**Data records:**
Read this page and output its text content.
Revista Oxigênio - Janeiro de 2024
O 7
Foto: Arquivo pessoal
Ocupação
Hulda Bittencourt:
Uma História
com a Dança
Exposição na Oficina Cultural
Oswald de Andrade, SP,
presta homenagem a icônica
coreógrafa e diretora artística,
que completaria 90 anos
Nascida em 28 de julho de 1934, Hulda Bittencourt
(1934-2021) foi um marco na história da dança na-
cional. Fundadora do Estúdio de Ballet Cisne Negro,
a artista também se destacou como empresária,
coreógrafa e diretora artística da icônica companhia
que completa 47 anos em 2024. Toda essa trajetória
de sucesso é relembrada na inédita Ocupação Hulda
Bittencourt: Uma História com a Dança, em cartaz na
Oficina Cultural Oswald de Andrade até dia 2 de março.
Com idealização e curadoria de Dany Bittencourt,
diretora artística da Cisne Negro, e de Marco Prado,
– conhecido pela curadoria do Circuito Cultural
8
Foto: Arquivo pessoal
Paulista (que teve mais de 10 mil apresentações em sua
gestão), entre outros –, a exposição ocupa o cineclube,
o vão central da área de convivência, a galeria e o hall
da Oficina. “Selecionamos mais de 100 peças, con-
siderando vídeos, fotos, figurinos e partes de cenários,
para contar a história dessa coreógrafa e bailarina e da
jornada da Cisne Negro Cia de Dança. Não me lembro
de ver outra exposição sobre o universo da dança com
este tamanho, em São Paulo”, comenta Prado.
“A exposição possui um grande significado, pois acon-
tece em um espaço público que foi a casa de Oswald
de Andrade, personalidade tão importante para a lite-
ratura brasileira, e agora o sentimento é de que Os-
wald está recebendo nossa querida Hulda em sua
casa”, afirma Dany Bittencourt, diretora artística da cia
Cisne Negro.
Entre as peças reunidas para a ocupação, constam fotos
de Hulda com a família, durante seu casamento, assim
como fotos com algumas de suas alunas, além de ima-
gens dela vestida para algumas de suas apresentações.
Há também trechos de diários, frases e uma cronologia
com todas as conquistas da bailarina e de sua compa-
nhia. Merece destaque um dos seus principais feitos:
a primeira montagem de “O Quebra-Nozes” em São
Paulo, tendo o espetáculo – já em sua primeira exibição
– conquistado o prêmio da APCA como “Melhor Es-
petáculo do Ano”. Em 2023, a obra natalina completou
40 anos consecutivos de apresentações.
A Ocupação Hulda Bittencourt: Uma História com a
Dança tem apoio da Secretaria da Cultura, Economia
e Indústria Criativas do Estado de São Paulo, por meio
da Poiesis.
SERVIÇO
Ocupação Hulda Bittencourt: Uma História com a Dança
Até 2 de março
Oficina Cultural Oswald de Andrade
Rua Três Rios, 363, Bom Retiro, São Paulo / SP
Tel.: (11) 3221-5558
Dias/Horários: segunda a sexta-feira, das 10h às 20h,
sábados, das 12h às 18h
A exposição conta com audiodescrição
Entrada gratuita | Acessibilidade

**PROBLEM:** Note how many lines in the listing above hold the string "Oswald", then give only that figure.

**TASK RESPONSE:** 4